[EXERCISE OBJECTIVE]: Your job is to retype all of the data word for word, leaving every image out.
-- BEGIN SUPPLIED DATA --
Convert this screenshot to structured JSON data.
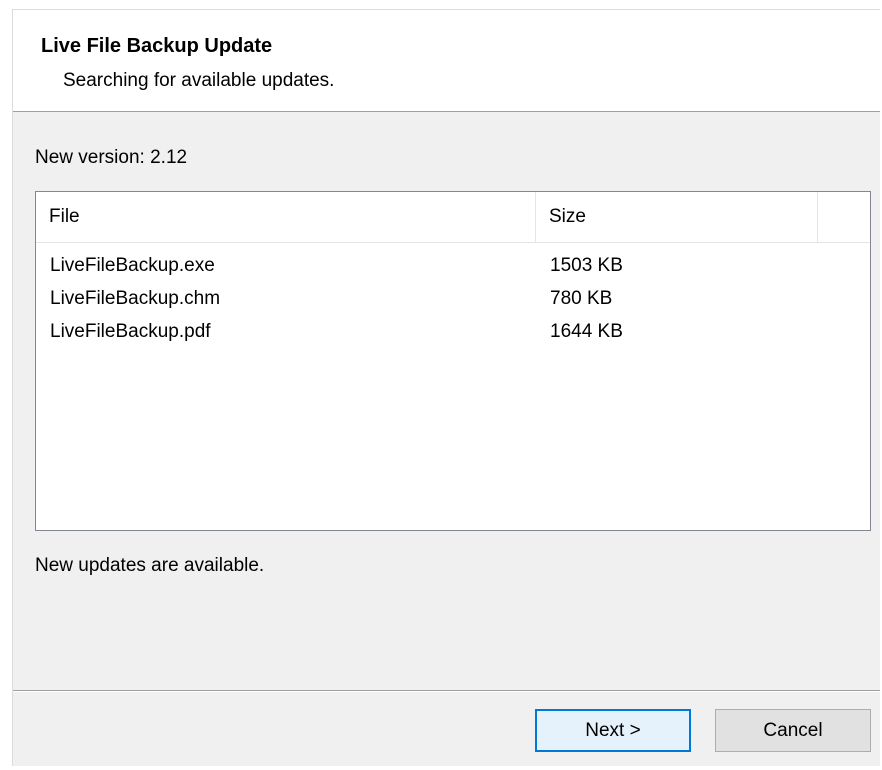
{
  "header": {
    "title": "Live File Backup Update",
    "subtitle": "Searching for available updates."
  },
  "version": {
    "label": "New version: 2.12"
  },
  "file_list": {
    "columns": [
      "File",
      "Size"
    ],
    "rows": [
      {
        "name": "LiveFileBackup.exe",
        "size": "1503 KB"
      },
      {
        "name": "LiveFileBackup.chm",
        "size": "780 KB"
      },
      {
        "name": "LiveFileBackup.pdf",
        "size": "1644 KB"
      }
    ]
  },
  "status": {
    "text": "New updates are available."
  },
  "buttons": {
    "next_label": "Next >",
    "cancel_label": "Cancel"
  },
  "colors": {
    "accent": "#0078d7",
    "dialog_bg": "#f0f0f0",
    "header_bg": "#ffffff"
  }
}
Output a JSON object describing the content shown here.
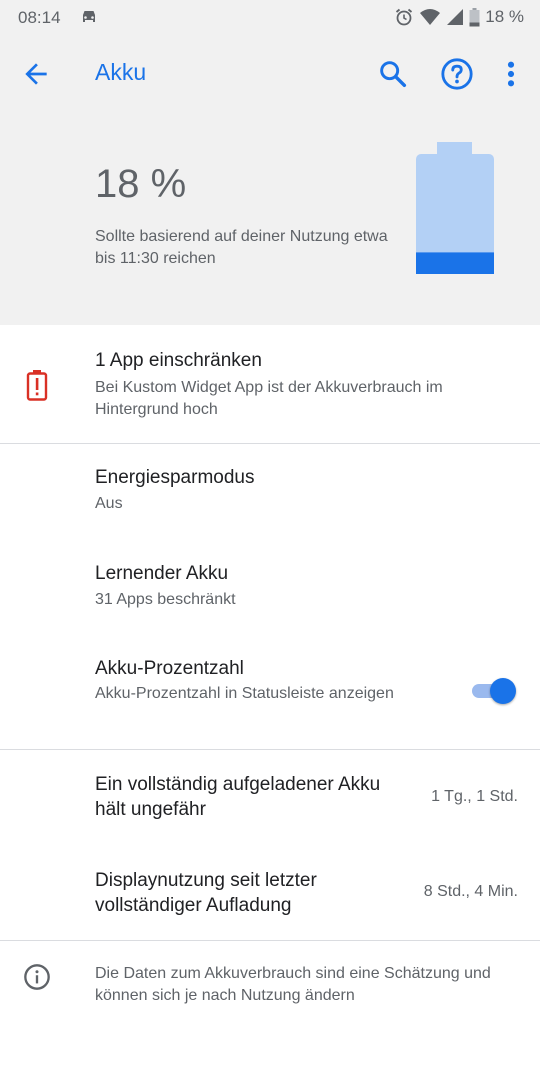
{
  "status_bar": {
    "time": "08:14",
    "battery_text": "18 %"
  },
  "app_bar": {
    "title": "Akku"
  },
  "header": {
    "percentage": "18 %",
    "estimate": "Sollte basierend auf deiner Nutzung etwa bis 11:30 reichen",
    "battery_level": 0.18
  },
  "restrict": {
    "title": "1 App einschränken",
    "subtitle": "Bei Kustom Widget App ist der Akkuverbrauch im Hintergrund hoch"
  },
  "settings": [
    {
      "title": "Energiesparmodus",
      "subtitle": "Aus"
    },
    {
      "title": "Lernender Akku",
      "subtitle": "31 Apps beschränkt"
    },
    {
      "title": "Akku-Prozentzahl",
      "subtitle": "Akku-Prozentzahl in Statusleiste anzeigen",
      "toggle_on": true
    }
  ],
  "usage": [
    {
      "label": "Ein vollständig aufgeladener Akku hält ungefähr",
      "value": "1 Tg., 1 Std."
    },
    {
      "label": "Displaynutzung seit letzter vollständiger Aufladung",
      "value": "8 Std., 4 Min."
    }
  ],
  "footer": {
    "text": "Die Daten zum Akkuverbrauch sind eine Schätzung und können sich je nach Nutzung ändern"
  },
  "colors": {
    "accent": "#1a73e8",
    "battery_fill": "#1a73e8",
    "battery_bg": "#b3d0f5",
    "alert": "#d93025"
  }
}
-- END SUPPLIED DATA --
[THE ANSWER]:
Convert this screenshot to structured JSON data.
{
  "header": {
    "title": "Live File Backup Update",
    "subtitle": "Searching for available updates."
  },
  "version": {
    "label": "New version: 2.12"
  },
  "file_list": {
    "columns": [
      "File",
      "Size"
    ],
    "rows": [
      {
        "name": "LiveFileBackup.exe",
        "size": "1503 KB"
      },
      {
        "name": "LiveFileBackup.chm",
        "size": "780 KB"
      },
      {
        "name": "LiveFileBackup.pdf",
        "size": "1644 KB"
      }
    ]
  },
  "status": {
    "text": "New updates are available."
  },
  "buttons": {
    "next_label": "Next >",
    "cancel_label": "Cancel"
  },
  "colors": {
    "accent": "#0078d7",
    "dialog_bg": "#f0f0f0",
    "header_bg": "#ffffff"
  }
}
Output a JSON object describing the content shown here.
{
  "status_bar": {
    "time": "08:14",
    "battery_text": "18 %"
  },
  "app_bar": {
    "title": "Akku"
  },
  "header": {
    "percentage": "18 %",
    "estimate": "Sollte basierend auf deiner Nutzung etwa bis 11:30 reichen",
    "battery_level": 0.18
  },
  "restrict": {
    "title": "1 App einschränken",
    "subtitle": "Bei Kustom Widget App ist der Akkuverbrauch im Hintergrund hoch"
  },
  "settings": [
    {
      "title": "Energiesparmodus",
      "subtitle": "Aus"
    },
    {
      "title": "Lernender Akku",
      "subtitle": "31 Apps beschränkt"
    },
    {
      "title": "Akku-Prozentzahl",
      "subtitle": "Akku-Prozentzahl in Statusleiste anzeigen",
      "toggle_on": true
    }
  ],
  "usage": [
    {
      "label": "Ein vollständig aufgeladener Akku hält ungefähr",
      "value": "1 Tg., 1 Std."
    },
    {
      "label": "Displaynutzung seit letzter vollständiger Aufladung",
      "value": "8 Std., 4 Min."
    }
  ],
  "footer": {
    "text": "Die Daten zum Akkuverbrauch sind eine Schätzung und können sich je nach Nutzung ändern"
  },
  "colors": {
    "accent": "#1a73e8",
    "battery_fill": "#1a73e8",
    "battery_bg": "#b3d0f5",
    "alert": "#d93025"
  }
}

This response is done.